• PROBLEM DETAILS
Every record here needs to be written out again exactly.

(Excerpt from a dataset)
= = = =

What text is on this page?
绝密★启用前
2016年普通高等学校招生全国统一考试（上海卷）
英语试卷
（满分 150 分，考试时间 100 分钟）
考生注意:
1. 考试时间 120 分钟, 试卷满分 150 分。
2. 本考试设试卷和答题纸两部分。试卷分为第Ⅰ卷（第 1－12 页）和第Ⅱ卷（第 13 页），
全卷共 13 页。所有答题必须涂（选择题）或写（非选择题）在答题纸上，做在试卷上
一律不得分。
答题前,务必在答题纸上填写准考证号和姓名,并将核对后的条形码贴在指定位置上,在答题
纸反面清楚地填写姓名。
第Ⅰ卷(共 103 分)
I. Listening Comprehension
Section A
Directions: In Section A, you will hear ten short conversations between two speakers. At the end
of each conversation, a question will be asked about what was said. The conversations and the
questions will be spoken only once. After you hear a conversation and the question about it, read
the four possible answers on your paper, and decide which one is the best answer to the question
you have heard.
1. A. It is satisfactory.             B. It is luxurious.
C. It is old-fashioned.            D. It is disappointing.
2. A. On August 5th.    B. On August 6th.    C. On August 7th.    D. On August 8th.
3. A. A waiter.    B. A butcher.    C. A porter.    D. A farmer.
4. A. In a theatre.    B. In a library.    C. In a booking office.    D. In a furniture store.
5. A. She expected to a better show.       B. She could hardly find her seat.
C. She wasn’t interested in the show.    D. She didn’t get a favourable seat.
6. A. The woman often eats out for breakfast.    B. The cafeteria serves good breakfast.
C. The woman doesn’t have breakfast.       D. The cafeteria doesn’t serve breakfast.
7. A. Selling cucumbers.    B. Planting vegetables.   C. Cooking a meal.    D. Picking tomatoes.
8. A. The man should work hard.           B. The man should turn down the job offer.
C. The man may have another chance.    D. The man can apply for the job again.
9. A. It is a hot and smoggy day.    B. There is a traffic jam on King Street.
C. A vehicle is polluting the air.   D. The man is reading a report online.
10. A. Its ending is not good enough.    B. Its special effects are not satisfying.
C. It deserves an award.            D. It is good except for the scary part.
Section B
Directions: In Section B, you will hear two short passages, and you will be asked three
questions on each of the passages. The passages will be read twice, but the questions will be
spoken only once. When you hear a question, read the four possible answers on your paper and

= = = =

• RESULT BELOW
What text is on this page?
绝密★启用前
2016年普通高等学校招生全国统一考试（上海卷）
英语试卷
（满分 150 分，考试时间 100 分钟）
考生注意:
1. 考试时间 120 分钟, 试卷满分 150 分。
2. 本考试设试卷和答题纸两部分。试卷分为第Ⅰ卷（第 1－12 页）和第Ⅱ卷（第 13 页），
全卷共 13 页。所有答题必须涂（选择题）或写（非选择题）在答题纸上，做在试卷上
一律不得分。
答题前,务必在答题纸上填写准考证号和姓名,并将核对后的条形码贴在指定位置上,在答题
纸反面清楚地填写姓名。
第Ⅰ卷(共 103 分)
I. Listening Comprehension
Section A
Directions: In Section A, you will hear ten short conversations between two speakers. At the end
of each conversation, a question will be asked about what was said. The conversations and the
questions will be spoken only once. After you hear a conversation and the question about it, read
the four possible answers on your paper, and decide which one is the best answer to the question
you have heard.
1. A. It is satisfactory.             B. It is luxurious.
C. It is old-fashioned.            D. It is disappointing.
2. A. On August 5th.    B. On August 6th.    C. On August 7th.    D. On August 8th.
3. A. A waiter.    B. A butcher.    C. A porter.    D. A farmer.
4. A. In a theatre.    B. In a library.    C. In a booking office.    D. In a furniture store.
5. A. She expected to a better show.       B. She could hardly find her seat.
C. She wasn’t interested in the show.    D. She didn’t get a favourable seat.
6. A. The woman often eats out for breakfast.    B. The cafeteria serves good breakfast.
C. The woman doesn’t have breakfast.       D. The cafeteria doesn’t serve breakfast.
7. A. Selling cucumbers.    B. Planting vegetables.   C. Cooking a meal.    D. Picking tomatoes.
8. A. The man should work hard.           B. The man should turn down the job offer.
C. The man may have another chance.    D. The man can apply for the job again.
9. A. It is a hot and smoggy day.    B. There is a traffic jam on King Street.
C. A vehicle is polluting the air.   D. The man is reading a report online.
10. A. Its ending is not good enough.    B. Its special effects are not satisfying.
C. It deserves an award.            D. It is good except for the scary part.
Section B
Directions: In Section B, you will hear two short passages, and you will be asked three
questions on each of the passages. The passages will be read twice, but the questions will be
spoken only once. When you hear a question, read the four possible answers on your paper and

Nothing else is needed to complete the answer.